Only the lines from the one containing "What does this" to the end of the entries should be written out, each exactly as it stands, both ends included.

-- BEGIN Extracted entries --

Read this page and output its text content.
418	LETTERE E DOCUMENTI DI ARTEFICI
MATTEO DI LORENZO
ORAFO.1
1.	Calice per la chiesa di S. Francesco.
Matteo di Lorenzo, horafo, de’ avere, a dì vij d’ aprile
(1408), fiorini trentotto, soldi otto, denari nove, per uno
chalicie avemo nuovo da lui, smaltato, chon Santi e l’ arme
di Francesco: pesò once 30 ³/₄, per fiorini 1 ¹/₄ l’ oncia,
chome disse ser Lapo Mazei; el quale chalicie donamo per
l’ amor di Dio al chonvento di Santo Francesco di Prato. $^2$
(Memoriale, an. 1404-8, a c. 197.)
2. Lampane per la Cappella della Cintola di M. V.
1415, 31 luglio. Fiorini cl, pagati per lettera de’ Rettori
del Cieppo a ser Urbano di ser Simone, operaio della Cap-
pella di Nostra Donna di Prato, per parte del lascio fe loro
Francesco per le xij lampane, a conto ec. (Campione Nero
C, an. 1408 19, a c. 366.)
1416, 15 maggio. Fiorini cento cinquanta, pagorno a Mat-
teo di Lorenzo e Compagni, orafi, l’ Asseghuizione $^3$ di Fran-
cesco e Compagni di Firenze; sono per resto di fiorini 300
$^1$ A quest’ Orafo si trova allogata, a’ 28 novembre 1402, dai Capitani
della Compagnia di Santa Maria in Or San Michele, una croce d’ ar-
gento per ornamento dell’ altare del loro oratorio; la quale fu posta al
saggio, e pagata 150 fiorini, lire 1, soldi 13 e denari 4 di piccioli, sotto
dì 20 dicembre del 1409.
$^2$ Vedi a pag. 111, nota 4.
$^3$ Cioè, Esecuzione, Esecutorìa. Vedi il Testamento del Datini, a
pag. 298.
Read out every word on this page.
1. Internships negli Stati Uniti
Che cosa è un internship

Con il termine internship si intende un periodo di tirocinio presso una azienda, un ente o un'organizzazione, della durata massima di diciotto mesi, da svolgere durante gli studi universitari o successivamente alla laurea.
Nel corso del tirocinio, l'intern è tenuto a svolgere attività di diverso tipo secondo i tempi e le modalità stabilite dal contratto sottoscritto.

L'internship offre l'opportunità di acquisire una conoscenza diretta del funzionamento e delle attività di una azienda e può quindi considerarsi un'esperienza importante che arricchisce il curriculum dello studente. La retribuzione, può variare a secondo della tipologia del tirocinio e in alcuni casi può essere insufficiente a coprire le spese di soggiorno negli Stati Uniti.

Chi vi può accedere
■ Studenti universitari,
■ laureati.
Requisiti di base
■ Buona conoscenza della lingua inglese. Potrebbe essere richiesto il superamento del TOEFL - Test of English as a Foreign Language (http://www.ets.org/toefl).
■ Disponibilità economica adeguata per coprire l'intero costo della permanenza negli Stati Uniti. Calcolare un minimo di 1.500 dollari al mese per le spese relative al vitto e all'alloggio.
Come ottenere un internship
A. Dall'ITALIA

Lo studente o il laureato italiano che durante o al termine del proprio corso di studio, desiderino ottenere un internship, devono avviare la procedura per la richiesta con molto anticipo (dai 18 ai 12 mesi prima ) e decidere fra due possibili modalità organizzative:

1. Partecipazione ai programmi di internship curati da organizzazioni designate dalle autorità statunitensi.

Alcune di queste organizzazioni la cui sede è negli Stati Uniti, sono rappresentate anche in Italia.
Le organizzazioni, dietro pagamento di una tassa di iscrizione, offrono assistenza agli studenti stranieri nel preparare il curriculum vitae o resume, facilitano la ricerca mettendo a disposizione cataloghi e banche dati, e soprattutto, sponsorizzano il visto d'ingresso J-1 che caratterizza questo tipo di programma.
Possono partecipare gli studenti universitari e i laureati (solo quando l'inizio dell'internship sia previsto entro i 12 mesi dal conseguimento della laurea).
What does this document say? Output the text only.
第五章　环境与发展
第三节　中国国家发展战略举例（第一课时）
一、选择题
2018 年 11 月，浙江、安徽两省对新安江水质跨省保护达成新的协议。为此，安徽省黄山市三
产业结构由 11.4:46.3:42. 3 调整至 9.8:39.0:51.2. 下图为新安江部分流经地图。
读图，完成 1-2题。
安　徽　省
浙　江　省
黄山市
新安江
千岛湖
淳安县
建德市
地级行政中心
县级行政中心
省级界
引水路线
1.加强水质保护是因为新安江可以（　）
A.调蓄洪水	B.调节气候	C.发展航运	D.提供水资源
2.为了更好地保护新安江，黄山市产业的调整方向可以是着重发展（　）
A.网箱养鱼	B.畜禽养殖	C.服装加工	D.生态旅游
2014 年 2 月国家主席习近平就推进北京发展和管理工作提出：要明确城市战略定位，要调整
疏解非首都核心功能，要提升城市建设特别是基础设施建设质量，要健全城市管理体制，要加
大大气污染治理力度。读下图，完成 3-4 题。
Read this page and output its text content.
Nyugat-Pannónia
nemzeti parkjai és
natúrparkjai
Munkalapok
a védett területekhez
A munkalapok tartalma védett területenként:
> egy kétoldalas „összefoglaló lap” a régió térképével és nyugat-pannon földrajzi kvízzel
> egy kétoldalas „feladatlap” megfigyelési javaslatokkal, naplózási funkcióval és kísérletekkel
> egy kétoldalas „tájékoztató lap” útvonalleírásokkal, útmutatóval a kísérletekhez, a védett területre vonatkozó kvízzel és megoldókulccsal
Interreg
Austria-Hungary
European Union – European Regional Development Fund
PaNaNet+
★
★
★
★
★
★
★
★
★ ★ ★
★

-- END Extracted entries --

**The reply:**
What does this document say? Output the text only.
第五章　环境与发展
第三节　中国国家发展战略举例（第一课时）
一、选择题
2018 年 11 月，浙江、安徽两省对新安江水质跨省保护达成新的协议。为此，安徽省黄山市三
产业结构由 11.4:46.3:42. 3 调整至 9.8:39.0:51.2. 下图为新安江部分流经地图。
读图，完成 1-2题。
安　徽　省
浙　江　省
黄山市
新安江
千岛湖
淳安县
建德市
地级行政中心
县级行政中心
省级界
引水路线
1.加强水质保护是因为新安江可以（　）
A.调蓄洪水	B.调节气候	C.发展航运	D.提供水资源
2.为了更好地保护新安江，黄山市产业的调整方向可以是着重发展（　）
A.网箱养鱼	B.畜禽养殖	C.服装加工	D.生态旅游
2014 年 2 月国家主席习近平就推进北京发展和管理工作提出：要明确城市战略定位，要调整
疏解非首都核心功能，要提升城市建设特别是基础设施建设质量，要健全城市管理体制，要加
大大气污染治理力度。读下图，完成 3-4 题。
Read this page and output its text content.
Nyugat-Pannónia
nemzeti parkjai és
natúrparkjai
Munkalapok
a védett területekhez
A munkalapok tartalma védett területenként:
> egy kétoldalas „összefoglaló lap” a régió térképével és nyugat-pannon földrajzi kvízzel
> egy kétoldalas „feladatlap” megfigyelési javaslatokkal, naplózási funkcióval és kísérletekkel
> egy kétoldalas „tájékoztató lap” útvonalleírásokkal, útmutatóval a kísérletekhez, a védett területre vonatkozó kvízzel és megoldókulccsal
Interreg
Austria-Hungary
European Union – European Regional Development Fund
PaNaNet+
★
★
★
★
★
★
★
★
★ ★ ★
★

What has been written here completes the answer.